Given task: List, from the lines below, each one with "grid" in it.

(Entries from a visual dataset)
----------------------------------------

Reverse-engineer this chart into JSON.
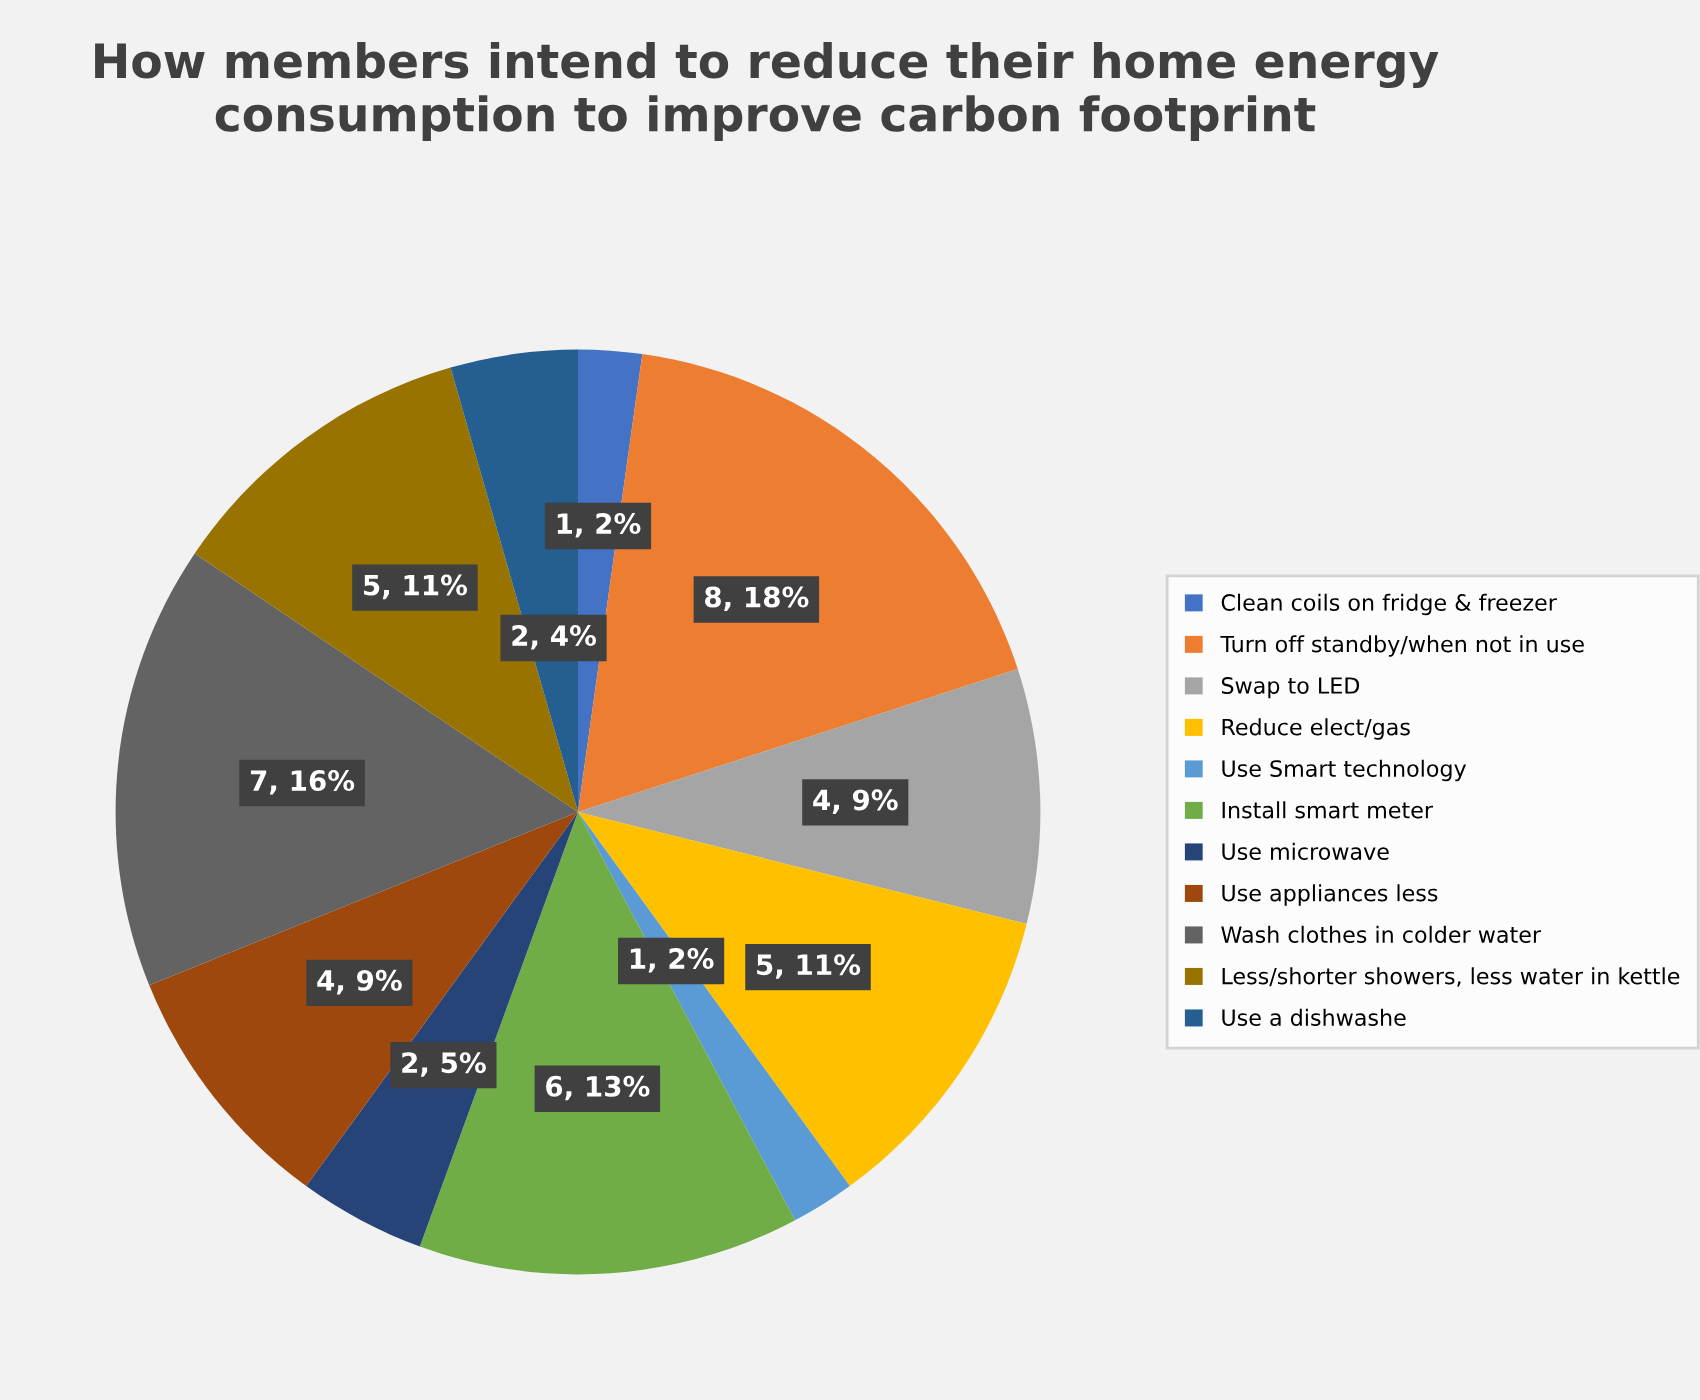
{
  "chart_data": {
    "type": "pie",
    "title": "How members intend to reduce their home energy consumption to improve carbon footprint",
    "categories": [
      "Clean coils on fridge & freezer",
      "Turn off standby/when not in use",
      "Swap to LED",
      "Reduce elect/gas",
      "Use Smart technology",
      "Install smart meter",
      "Use microwave",
      "Use appliances less",
      "Wash clothes in colder water",
      "Less/shorter showers, less water in kettle",
      "Use a dishwashe"
    ],
    "values": [
      1,
      8,
      4,
      5,
      1,
      6,
      2,
      4,
      7,
      5,
      2
    ],
    "value_labels": [
      "1, 2%",
      "8, 18%",
      "4, 9%",
      "5, 11%",
      "1, 2%",
      "6, 13%",
      "2, 5%",
      "4, 9%",
      "7, 16%",
      "5, 11%",
      "2, 4%"
    ],
    "colors": [
      "#4472c4",
      "#ed7d31",
      "#a5a5a5",
      "#ffc000",
      "#5b9bd5",
      "#70ad47",
      "#264478",
      "#9e480e",
      "#636363",
      "#997300",
      "#255e91"
    ],
    "legend": "right"
  }
}
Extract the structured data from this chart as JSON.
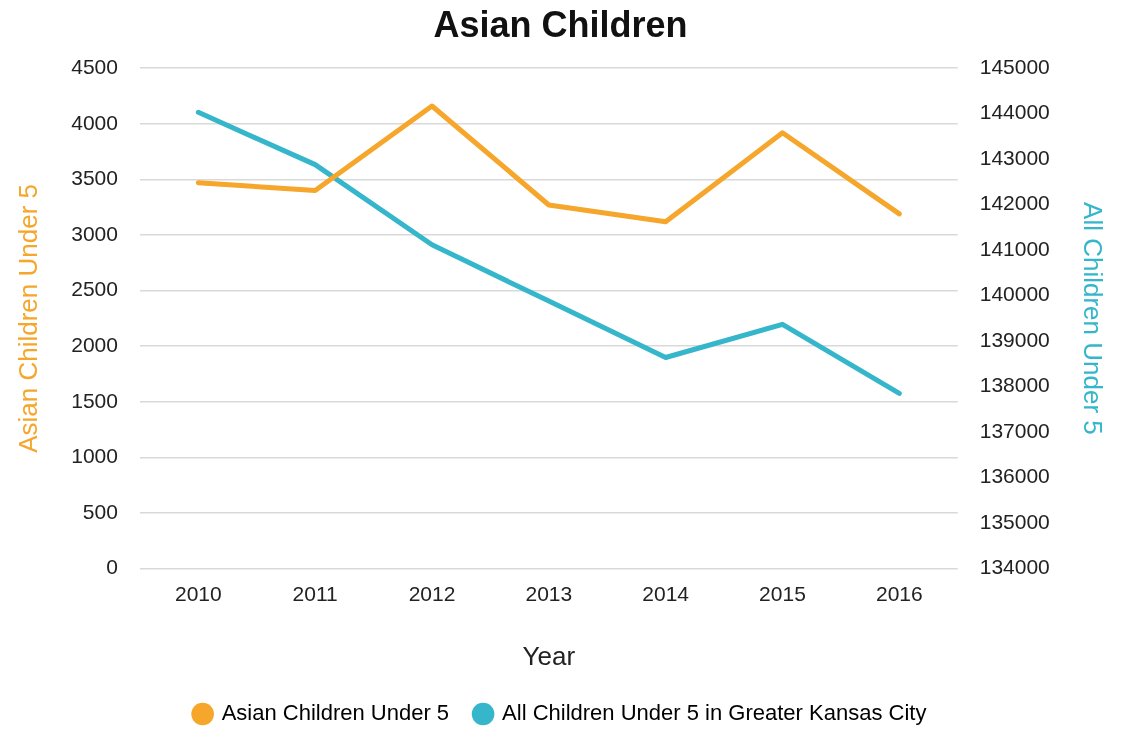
{
  "chart_data": {
    "type": "line",
    "title": "Asian Children",
    "xlabel": "Year",
    "ylabel": "Asian Children Under 5",
    "y2label": "All Children Under 5",
    "categories": [
      "2010",
      "2011",
      "2012",
      "2013",
      "2014",
      "2015",
      "2016"
    ],
    "series": [
      {
        "name": "Asian Children Under 5",
        "color": "#f5a62b",
        "values": [
          3470,
          3400,
          4160,
          3270,
          3120,
          3920,
          3190
        ]
      },
      {
        "name": "All Children Under 5 in Greater Kansas City",
        "color": "#35b6cb",
        "axis": "y2",
        "values": [
          144030,
          142880,
          141120,
          139880,
          138640,
          139370,
          137850
        ]
      }
    ],
    "ylim": [
      0,
      4500
    ],
    "yticks": [
      0,
      500,
      1000,
      1500,
      2000,
      2500,
      3000,
      3500,
      4000,
      4500
    ],
    "y2lim": [
      134000,
      145000
    ],
    "y2ticks": [
      134000,
      135000,
      136000,
      137000,
      138000,
      139000,
      140000,
      141000,
      142000,
      143000,
      144000,
      145000
    ],
    "grid": "y",
    "legend": "bottom",
    "marker": "none",
    "line_style": "solid"
  }
}
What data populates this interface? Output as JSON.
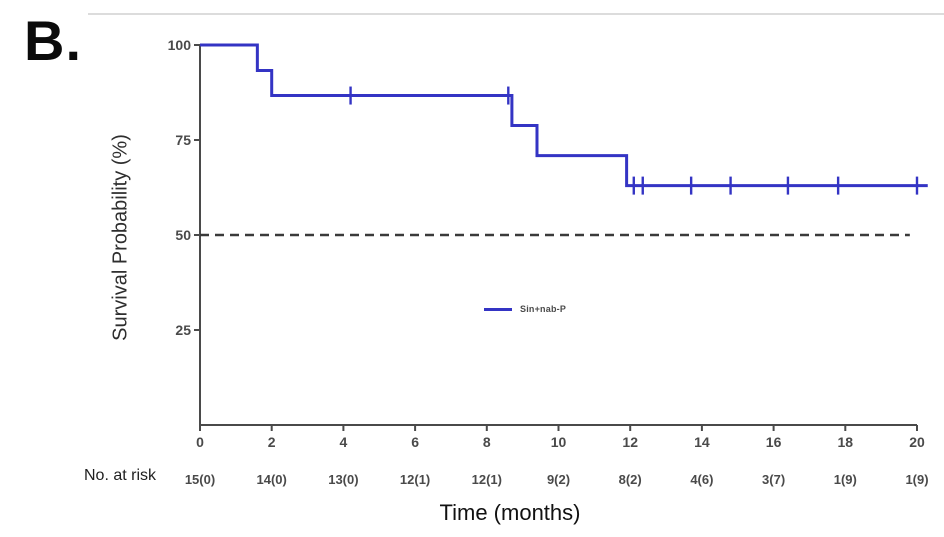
{
  "panel_label": "B.",
  "colors": {
    "curve": "#3434c4",
    "reference_dash": "#3a3a3a",
    "axis": "#4a4a4a",
    "top_rule": "#dcdcdc"
  },
  "chart_data": {
    "type": "line",
    "subtype": "kaplan_meier_step",
    "title": "",
    "xlabel": "Time (months)",
    "ylabel": "Survival Probability (%)",
    "xlim": [
      0,
      20
    ],
    "ylim": [
      0,
      100
    ],
    "x_ticks": [
      0,
      2,
      4,
      6,
      8,
      10,
      12,
      14,
      16,
      18,
      20
    ],
    "y_ticks": [
      25,
      50,
      75,
      100
    ],
    "grid": false,
    "legend": {
      "position": "center-of-plot",
      "entries": [
        {
          "label": "Sin+nab-P",
          "color": "#3434c4"
        }
      ]
    },
    "reference_line": {
      "y": 50,
      "style": "dashed",
      "color": "#3a3a3a"
    },
    "series": [
      {
        "name": "Sin+nab-P",
        "color": "#3434c4",
        "steps": [
          {
            "from": 0,
            "to": 1.6,
            "pct": 100
          },
          {
            "from": 1.6,
            "to": 2.0,
            "pct": 93.3
          },
          {
            "from": 2.0,
            "to": 8.7,
            "pct": 86.7
          },
          {
            "from": 8.7,
            "to": 9.4,
            "pct": 78.8
          },
          {
            "from": 9.4,
            "to": 11.9,
            "pct": 70.9
          },
          {
            "from": 11.9,
            "to": 20.3,
            "pct": 63.0
          }
        ],
        "censor_marks": [
          {
            "t": 4.2,
            "pct": 86.7
          },
          {
            "t": 8.6,
            "pct": 86.7
          },
          {
            "t": 12.1,
            "pct": 63.0
          },
          {
            "t": 12.35,
            "pct": 63.0
          },
          {
            "t": 13.7,
            "pct": 63.0
          },
          {
            "t": 14.8,
            "pct": 63.0
          },
          {
            "t": 16.4,
            "pct": 63.0
          },
          {
            "t": 17.8,
            "pct": 63.0
          },
          {
            "t": 20.0,
            "pct": 63.0
          }
        ]
      }
    ],
    "at_risk": {
      "label": "No. at risk",
      "times": [
        0,
        2,
        4,
        6,
        8,
        10,
        12,
        14,
        16,
        18,
        20
      ],
      "values": [
        "15(0)",
        "14(0)",
        "13(0)",
        "12(1)",
        "12(1)",
        "9(2)",
        "8(2)",
        "4(6)",
        "3(7)",
        "1(9)",
        "1(9)"
      ]
    }
  }
}
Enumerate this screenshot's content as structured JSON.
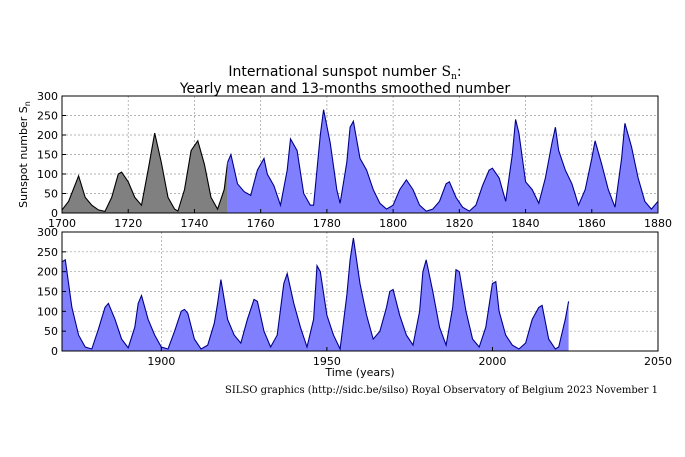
{
  "title_line1": "International sunspot number",
  "title_symbol": "S",
  "title_symbol_sub": "n",
  "title_colon": ":",
  "title_line2": "Yearly mean and 13-months smoothed number",
  "credit": "SILSO graphics (http://sidc.be/silso)  Royal Observatory of Belgium  2023 November 1",
  "colors": {
    "early": "#808080",
    "modern": "#8080ff",
    "modern_line": "#00008b",
    "early_line": "#000000"
  },
  "chart_data": [
    {
      "type": "area",
      "panel": "top",
      "ylabel": "Sunspot number S",
      "ylabel_sub": "n",
      "xlabel": "",
      "xlim": [
        1700,
        1880
      ],
      "ylim": [
        0,
        300
      ],
      "xticks": [
        1700,
        1720,
        1740,
        1760,
        1780,
        1800,
        1820,
        1840,
        1860,
        1880
      ],
      "yticks": [
        0,
        50,
        100,
        150,
        200,
        250,
        300
      ],
      "grid": true,
      "series": [
        {
          "style": "early",
          "until": 1750,
          "x": [
            1700,
            1702,
            1705,
            1707,
            1709,
            1711,
            1713,
            1715,
            1717,
            1718,
            1720,
            1722,
            1724,
            1726,
            1728,
            1730,
            1732,
            1734,
            1735,
            1737,
            1739,
            1741,
            1743,
            1745,
            1747,
            1749,
            1750
          ],
          "y": [
            8,
            30,
            95,
            40,
            20,
            8,
            4,
            40,
            100,
            105,
            80,
            40,
            20,
            110,
            205,
            130,
            40,
            10,
            5,
            60,
            160,
            185,
            125,
            40,
            10,
            60,
            130
          ]
        },
        {
          "style": "modern",
          "from": 1750,
          "x": [
            1750,
            1751,
            1753,
            1755,
            1757,
            1759,
            1761,
            1762,
            1764,
            1766,
            1768,
            1769,
            1771,
            1773,
            1775,
            1776,
            1778,
            1779,
            1781,
            1783,
            1784,
            1786,
            1787,
            1788,
            1790,
            1792,
            1794,
            1796,
            1798,
            1800,
            1802,
            1804,
            1806,
            1808,
            1810,
            1812,
            1814,
            1816,
            1817,
            1819,
            1821,
            1823,
            1825,
            1827,
            1829,
            1830,
            1832,
            1834,
            1836,
            1837,
            1838,
            1840,
            1842,
            1844,
            1846,
            1848,
            1849,
            1850,
            1852,
            1854,
            1856,
            1858,
            1860,
            1861,
            1863,
            1865,
            1867,
            1869,
            1870,
            1872,
            1874,
            1876,
            1878,
            1880
          ],
          "y": [
            130,
            150,
            75,
            55,
            45,
            110,
            140,
            100,
            70,
            20,
            110,
            190,
            160,
            50,
            20,
            20,
            200,
            265,
            180,
            60,
            25,
            130,
            220,
            235,
            140,
            110,
            60,
            25,
            10,
            20,
            60,
            85,
            60,
            20,
            5,
            10,
            30,
            75,
            80,
            40,
            15,
            5,
            20,
            70,
            110,
            115,
            90,
            30,
            150,
            240,
            205,
            80,
            60,
            25,
            90,
            180,
            220,
            160,
            110,
            75,
            20,
            60,
            140,
            185,
            125,
            60,
            15,
            140,
            230,
            170,
            90,
            30,
            10,
            30
          ]
        }
      ]
    },
    {
      "type": "area",
      "panel": "bottom",
      "xlabel": "Time (years)",
      "ylabel": "",
      "xlim": [
        1870,
        2050
      ],
      "ylim": [
        0,
        300
      ],
      "xticks": [
        1900,
        1950,
        2000,
        2050
      ],
      "yticks": [
        0,
        50,
        100,
        150,
        200,
        250,
        300
      ],
      "grid": true,
      "series": [
        {
          "style": "modern",
          "x": [
            1870,
            1871,
            1873,
            1875,
            1877,
            1879,
            1881,
            1883,
            1884,
            1886,
            1888,
            1890,
            1892,
            1893,
            1894,
            1896,
            1898,
            1900,
            1902,
            1904,
            1906,
            1907,
            1908,
            1910,
            1912,
            1914,
            1916,
            1917,
            1918,
            1920,
            1922,
            1924,
            1926,
            1928,
            1929,
            1931,
            1933,
            1935,
            1937,
            1938,
            1940,
            1942,
            1944,
            1946,
            1947,
            1948,
            1950,
            1952,
            1954,
            1956,
            1957,
            1958,
            1960,
            1962,
            1964,
            1966,
            1968,
            1969,
            1970,
            1972,
            1974,
            1976,
            1978,
            1979,
            1980,
            1982,
            1984,
            1986,
            1988,
            1989,
            1990,
            1992,
            1994,
            1996,
            1998,
            2000,
            2001,
            2002,
            2004,
            2006,
            2008,
            2010,
            2012,
            2014,
            2015,
            2017,
            2019,
            2020,
            2022,
            2023
          ],
          "y": [
            225,
            230,
            110,
            40,
            10,
            5,
            55,
            110,
            120,
            80,
            30,
            8,
            60,
            120,
            140,
            80,
            40,
            10,
            5,
            50,
            100,
            105,
            95,
            30,
            5,
            15,
            70,
            120,
            180,
            80,
            40,
            20,
            80,
            130,
            125,
            50,
            10,
            40,
            170,
            195,
            120,
            60,
            10,
            80,
            215,
            200,
            90,
            40,
            5,
            140,
            230,
            285,
            170,
            90,
            30,
            50,
            110,
            150,
            155,
            90,
            40,
            15,
            100,
            200,
            230,
            150,
            60,
            15,
            110,
            205,
            200,
            100,
            30,
            10,
            60,
            170,
            175,
            100,
            40,
            15,
            5,
            20,
            80,
            110,
            115,
            30,
            5,
            10,
            80,
            125
          ]
        }
      ]
    }
  ]
}
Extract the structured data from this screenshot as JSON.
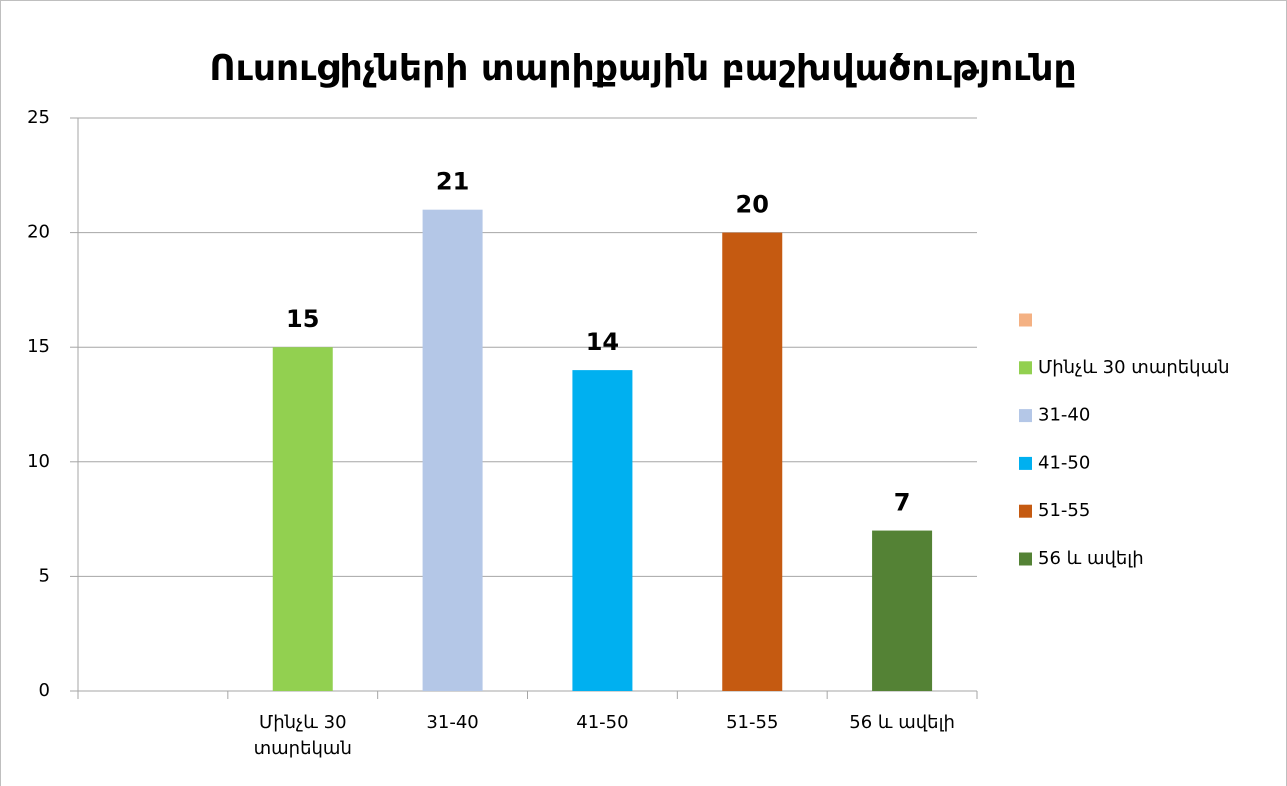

----------------------------------------

Response for this exercise:
    "grid": "y",
    "grid": false,
      "grid": true,
      "grid": true,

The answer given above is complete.